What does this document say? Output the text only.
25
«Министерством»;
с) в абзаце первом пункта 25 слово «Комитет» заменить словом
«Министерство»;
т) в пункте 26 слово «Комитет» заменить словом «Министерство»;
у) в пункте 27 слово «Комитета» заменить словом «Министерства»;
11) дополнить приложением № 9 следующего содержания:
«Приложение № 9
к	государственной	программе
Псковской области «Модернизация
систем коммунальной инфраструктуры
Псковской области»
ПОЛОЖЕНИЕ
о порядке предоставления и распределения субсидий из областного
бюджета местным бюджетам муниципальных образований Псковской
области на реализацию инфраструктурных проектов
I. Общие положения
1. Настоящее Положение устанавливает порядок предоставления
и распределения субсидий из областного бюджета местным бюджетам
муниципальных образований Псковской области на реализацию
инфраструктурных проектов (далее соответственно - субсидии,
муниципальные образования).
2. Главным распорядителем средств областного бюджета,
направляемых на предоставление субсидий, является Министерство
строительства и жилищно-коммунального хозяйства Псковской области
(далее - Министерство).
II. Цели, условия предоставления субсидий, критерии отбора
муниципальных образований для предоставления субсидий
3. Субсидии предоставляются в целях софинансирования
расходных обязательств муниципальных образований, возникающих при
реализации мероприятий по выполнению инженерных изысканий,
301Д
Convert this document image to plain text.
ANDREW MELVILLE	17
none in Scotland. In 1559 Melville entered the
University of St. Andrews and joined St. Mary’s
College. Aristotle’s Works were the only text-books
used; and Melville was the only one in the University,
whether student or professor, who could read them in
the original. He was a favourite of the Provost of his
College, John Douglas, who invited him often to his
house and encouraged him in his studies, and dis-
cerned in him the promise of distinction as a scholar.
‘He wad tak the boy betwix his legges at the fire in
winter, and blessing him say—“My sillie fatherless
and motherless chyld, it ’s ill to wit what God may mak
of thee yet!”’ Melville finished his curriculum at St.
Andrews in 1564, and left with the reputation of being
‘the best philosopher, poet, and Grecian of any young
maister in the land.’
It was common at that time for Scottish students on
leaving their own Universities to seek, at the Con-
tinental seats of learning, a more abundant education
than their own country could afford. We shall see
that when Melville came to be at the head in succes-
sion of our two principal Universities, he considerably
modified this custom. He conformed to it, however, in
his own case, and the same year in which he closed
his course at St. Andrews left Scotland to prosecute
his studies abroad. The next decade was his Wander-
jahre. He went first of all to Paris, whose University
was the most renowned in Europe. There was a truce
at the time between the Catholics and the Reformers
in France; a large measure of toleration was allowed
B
- - -
→ What the exercise asks: Retype all the records, matching them exactly.

→ Full output:
What does this document say? Output the text only.
25
«Министерством»;
с) в абзаце первом пункта 25 слово «Комитет» заменить словом
«Министерство»;
т) в пункте 26 слово «Комитет» заменить словом «Министерство»;
у) в пункте 27 слово «Комитета» заменить словом «Министерства»;
11) дополнить приложением № 9 следующего содержания:
«Приложение № 9
к	государственной	программе
Псковской области «Модернизация
систем коммунальной инфраструктуры
Псковской области»
ПОЛОЖЕНИЕ
о порядке предоставления и распределения субсидий из областного
бюджета местным бюджетам муниципальных образований Псковской
области на реализацию инфраструктурных проектов
I. Общие положения
1. Настоящее Положение устанавливает порядок предоставления
и распределения субсидий из областного бюджета местным бюджетам
муниципальных образований Псковской области на реализацию
инфраструктурных проектов (далее соответственно - субсидии,
муниципальные образования).
2. Главным распорядителем средств областного бюджета,
направляемых на предоставление субсидий, является Министерство
строительства и жилищно-коммунального хозяйства Псковской области
(далее - Министерство).
II. Цели, условия предоставления субсидий, критерии отбора
муниципальных образований для предоставления субсидий
3. Субсидии предоставляются в целях софинансирования
расходных обязательств муниципальных образований, возникающих при
реализации мероприятий по выполнению инженерных изысканий,
301Д
Convert this document image to plain text.
ANDREW MELVILLE	17
none in Scotland. In 1559 Melville entered the
University of St. Andrews and joined St. Mary’s
College. Aristotle’s Works were the only text-books
used; and Melville was the only one in the University,
whether student or professor, who could read them in
the original. He was a favourite of the Provost of his
College, John Douglas, who invited him often to his
house and encouraged him in his studies, and dis-
cerned in him the promise of distinction as a scholar.
‘He wad tak the boy betwix his legges at the fire in
winter, and blessing him say—“My sillie fatherless
and motherless chyld, it ’s ill to wit what God may mak
of thee yet!”’ Melville finished his curriculum at St.
Andrews in 1564, and left with the reputation of being
‘the best philosopher, poet, and Grecian of any young
maister in the land.’
It was common at that time for Scottish students on
leaving their own Universities to seek, at the Con-
tinental seats of learning, a more abundant education
than their own country could afford. We shall see
that when Melville came to be at the head in succes-
sion of our two principal Universities, he considerably
modified this custom. He conformed to it, however, in
his own case, and the same year in which he closed
his course at St. Andrews left Scotland to prosecute
his studies abroad. The next decade was his Wander-
jahre. He went first of all to Paris, whose University
was the most renowned in Europe. There was a truce
at the time between the Catholics and the Reformers
in France; a large measure of toleration was allowed
B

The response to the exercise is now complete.